— Begin SUPPLIED ENTRIES —

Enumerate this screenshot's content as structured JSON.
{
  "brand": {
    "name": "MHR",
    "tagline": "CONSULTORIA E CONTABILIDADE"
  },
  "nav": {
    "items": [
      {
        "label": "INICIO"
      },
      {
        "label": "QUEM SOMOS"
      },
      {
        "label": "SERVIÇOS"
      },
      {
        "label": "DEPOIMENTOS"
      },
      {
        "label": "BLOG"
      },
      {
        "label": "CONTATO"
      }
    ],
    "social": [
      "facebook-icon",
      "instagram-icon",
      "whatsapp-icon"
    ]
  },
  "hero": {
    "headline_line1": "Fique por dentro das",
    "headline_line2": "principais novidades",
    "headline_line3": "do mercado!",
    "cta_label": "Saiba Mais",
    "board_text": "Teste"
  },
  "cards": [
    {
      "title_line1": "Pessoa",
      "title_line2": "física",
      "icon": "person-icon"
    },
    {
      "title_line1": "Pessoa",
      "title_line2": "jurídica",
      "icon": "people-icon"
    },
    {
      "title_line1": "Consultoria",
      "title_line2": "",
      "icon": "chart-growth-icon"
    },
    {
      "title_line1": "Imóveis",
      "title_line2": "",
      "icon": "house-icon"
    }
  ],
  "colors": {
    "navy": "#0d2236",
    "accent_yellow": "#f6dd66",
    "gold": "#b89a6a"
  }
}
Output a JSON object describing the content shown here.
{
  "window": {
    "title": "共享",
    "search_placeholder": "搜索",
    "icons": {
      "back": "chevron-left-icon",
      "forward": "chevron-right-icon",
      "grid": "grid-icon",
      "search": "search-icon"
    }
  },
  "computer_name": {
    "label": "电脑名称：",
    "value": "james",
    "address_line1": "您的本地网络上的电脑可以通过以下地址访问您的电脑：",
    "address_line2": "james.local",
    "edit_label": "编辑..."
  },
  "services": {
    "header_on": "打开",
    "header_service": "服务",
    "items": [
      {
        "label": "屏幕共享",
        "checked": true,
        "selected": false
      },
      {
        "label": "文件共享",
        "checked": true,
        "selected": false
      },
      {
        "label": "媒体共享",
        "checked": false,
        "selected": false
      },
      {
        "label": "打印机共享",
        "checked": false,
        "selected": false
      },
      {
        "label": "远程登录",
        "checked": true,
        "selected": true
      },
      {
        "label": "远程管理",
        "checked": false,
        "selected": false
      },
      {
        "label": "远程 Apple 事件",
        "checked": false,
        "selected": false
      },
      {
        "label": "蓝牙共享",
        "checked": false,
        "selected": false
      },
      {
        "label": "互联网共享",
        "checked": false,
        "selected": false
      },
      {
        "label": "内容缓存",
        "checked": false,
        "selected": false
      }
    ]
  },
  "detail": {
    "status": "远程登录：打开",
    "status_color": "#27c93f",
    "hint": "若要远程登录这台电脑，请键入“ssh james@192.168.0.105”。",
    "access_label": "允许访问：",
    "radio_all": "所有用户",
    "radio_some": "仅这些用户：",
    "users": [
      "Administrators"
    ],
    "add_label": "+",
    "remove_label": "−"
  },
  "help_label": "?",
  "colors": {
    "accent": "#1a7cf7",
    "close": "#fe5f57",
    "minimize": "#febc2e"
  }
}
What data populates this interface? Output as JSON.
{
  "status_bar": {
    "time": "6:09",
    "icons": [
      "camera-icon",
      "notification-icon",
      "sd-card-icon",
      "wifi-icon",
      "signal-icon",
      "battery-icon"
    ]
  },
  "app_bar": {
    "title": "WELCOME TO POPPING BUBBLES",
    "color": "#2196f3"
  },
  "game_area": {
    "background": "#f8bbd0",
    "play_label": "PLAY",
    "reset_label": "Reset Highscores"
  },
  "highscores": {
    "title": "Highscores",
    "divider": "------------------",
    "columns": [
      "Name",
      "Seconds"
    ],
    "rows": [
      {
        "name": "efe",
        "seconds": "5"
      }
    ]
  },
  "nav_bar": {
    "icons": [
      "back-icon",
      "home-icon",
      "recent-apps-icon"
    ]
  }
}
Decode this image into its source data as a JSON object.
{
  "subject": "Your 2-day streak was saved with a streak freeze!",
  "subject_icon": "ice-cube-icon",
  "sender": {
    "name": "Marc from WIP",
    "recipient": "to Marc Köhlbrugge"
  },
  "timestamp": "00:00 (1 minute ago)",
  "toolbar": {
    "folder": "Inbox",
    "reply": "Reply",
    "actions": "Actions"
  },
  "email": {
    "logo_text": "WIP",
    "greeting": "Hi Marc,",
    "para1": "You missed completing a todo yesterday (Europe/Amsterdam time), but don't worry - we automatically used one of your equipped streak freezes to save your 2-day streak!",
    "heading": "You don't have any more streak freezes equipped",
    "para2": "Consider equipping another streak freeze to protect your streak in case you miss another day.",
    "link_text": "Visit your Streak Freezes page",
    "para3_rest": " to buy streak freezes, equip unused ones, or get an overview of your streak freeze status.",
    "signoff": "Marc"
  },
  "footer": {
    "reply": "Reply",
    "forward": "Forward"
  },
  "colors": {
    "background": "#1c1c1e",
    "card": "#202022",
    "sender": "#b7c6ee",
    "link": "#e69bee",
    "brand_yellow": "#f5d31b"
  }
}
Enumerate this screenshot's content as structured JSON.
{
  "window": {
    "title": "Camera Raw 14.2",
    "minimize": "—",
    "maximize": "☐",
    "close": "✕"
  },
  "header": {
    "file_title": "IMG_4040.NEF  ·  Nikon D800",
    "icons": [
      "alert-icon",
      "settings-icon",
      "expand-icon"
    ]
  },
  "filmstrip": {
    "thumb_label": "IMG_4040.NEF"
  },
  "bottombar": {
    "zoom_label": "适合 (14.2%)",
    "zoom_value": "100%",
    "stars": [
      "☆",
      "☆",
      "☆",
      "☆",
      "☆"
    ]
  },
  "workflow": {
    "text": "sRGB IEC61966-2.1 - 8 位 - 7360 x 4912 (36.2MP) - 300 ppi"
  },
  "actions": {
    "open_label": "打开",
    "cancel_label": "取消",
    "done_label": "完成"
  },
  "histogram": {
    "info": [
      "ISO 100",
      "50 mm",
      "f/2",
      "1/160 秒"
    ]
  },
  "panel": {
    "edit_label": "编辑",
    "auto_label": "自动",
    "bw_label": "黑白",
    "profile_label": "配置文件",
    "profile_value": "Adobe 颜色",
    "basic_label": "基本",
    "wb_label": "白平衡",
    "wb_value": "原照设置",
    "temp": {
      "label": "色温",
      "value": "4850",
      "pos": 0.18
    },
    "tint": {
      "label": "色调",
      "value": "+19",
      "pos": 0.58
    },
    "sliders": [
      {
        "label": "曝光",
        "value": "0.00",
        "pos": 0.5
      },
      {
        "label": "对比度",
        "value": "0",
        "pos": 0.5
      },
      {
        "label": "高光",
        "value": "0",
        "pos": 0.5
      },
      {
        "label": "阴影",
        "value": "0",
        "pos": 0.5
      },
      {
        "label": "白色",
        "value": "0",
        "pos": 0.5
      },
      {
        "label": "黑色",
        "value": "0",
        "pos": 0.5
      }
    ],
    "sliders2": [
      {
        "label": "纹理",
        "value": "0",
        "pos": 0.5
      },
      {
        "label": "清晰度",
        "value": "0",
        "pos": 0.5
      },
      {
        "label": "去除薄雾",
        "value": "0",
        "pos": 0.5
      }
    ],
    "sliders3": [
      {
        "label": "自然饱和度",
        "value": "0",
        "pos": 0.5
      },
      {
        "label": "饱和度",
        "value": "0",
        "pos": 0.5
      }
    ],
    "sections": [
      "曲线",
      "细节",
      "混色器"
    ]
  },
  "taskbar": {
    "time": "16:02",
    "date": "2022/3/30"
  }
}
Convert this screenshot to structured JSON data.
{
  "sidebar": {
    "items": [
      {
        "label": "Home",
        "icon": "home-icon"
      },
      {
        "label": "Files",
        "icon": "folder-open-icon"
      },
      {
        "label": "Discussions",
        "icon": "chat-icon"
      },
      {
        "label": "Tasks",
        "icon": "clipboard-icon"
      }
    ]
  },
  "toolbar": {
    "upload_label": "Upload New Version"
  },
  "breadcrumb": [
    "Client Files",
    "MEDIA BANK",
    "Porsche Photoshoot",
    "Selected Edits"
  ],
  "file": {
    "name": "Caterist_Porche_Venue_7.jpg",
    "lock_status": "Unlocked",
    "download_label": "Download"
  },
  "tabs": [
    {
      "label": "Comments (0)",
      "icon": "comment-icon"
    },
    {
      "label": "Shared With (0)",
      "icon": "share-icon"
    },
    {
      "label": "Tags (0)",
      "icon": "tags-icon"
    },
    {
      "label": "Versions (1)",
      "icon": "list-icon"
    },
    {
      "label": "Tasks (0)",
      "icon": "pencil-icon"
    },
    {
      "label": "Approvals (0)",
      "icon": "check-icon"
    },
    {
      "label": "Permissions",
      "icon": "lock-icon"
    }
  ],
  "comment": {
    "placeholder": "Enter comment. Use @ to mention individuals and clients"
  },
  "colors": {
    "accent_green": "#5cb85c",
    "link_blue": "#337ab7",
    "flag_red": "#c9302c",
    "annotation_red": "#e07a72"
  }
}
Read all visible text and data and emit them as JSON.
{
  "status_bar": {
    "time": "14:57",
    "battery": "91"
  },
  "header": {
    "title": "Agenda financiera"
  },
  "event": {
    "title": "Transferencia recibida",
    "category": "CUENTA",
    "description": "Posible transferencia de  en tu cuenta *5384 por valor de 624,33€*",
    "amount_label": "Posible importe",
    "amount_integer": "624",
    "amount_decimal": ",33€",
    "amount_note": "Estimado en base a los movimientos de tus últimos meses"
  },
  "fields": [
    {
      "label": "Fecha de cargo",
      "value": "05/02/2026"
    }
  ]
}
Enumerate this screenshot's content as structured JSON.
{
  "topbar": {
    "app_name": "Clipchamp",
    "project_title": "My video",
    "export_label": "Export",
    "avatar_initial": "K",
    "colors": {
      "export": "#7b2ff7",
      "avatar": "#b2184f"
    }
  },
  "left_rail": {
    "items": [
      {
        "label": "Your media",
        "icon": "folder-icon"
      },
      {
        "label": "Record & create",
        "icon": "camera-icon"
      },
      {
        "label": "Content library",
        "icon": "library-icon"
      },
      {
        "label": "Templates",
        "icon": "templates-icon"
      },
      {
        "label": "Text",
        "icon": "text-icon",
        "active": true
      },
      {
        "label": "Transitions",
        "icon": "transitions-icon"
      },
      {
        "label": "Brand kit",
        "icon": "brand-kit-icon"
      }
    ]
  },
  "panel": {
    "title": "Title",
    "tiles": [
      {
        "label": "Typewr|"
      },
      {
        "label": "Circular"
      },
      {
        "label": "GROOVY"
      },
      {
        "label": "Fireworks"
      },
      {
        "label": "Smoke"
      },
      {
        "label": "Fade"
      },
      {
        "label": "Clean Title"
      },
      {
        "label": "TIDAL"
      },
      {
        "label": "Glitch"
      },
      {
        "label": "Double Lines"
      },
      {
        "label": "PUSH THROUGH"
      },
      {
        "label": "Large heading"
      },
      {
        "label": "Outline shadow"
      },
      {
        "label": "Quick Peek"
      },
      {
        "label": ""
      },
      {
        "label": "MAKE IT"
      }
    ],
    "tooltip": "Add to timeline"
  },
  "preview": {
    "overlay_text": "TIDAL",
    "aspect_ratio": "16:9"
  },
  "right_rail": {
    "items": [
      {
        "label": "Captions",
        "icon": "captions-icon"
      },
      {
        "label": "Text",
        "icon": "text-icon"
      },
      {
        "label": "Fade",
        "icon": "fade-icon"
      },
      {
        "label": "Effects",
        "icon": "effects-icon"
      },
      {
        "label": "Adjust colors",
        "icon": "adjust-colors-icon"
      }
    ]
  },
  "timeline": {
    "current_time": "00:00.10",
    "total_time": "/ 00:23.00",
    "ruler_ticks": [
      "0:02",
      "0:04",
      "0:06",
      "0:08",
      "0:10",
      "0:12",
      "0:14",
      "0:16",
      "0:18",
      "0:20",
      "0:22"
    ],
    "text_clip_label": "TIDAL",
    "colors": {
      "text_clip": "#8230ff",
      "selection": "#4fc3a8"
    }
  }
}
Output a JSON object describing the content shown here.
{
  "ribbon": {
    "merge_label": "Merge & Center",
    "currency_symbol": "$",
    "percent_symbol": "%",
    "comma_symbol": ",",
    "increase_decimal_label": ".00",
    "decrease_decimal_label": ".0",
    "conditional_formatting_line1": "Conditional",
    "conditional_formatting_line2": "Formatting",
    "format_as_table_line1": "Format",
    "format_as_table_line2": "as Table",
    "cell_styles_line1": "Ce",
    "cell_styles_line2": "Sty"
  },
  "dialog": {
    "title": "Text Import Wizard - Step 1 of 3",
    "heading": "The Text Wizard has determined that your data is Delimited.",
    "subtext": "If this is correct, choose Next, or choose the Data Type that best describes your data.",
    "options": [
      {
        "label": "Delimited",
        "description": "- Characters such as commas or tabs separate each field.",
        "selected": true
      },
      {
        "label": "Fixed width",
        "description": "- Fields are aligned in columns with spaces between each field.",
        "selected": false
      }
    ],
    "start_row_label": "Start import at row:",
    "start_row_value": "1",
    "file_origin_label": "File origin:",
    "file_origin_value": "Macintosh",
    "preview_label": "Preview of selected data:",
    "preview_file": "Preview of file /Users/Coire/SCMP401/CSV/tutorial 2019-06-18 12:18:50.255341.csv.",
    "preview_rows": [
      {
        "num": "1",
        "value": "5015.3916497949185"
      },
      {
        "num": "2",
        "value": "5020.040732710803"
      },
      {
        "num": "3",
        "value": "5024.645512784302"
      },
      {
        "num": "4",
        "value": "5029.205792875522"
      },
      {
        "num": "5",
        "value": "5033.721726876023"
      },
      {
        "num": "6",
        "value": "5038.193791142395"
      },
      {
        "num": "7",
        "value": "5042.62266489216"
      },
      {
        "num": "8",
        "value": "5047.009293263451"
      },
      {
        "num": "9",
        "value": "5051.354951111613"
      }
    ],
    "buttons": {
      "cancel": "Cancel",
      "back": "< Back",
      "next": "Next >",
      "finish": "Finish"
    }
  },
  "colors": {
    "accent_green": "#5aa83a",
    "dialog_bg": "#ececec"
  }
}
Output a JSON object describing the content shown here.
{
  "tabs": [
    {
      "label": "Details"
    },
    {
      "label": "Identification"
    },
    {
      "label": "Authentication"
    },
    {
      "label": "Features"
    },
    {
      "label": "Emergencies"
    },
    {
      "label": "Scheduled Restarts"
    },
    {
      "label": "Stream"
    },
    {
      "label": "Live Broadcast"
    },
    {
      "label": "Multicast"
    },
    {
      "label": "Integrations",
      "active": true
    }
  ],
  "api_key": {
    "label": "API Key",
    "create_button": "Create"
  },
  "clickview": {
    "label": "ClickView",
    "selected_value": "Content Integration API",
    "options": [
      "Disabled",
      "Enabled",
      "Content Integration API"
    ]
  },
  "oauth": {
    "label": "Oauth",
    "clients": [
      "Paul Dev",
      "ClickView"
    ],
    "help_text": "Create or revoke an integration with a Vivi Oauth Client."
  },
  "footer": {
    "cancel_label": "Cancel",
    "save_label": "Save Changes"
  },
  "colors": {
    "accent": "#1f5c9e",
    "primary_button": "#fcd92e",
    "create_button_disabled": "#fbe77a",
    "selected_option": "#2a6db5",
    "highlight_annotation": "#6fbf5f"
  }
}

— End SUPPLIED ENTRIES —

**WHAT IS REQUIRED:**
Within the listing above, copy each line that has the string "Marc".

**RESPONSE TO THE EXERCISE:**
    "name": "Marc from WIP",
    "recipient": "to Marc Köhlbrugge"
    "greeting": "Hi Marc,",
    "signoff": "Marc"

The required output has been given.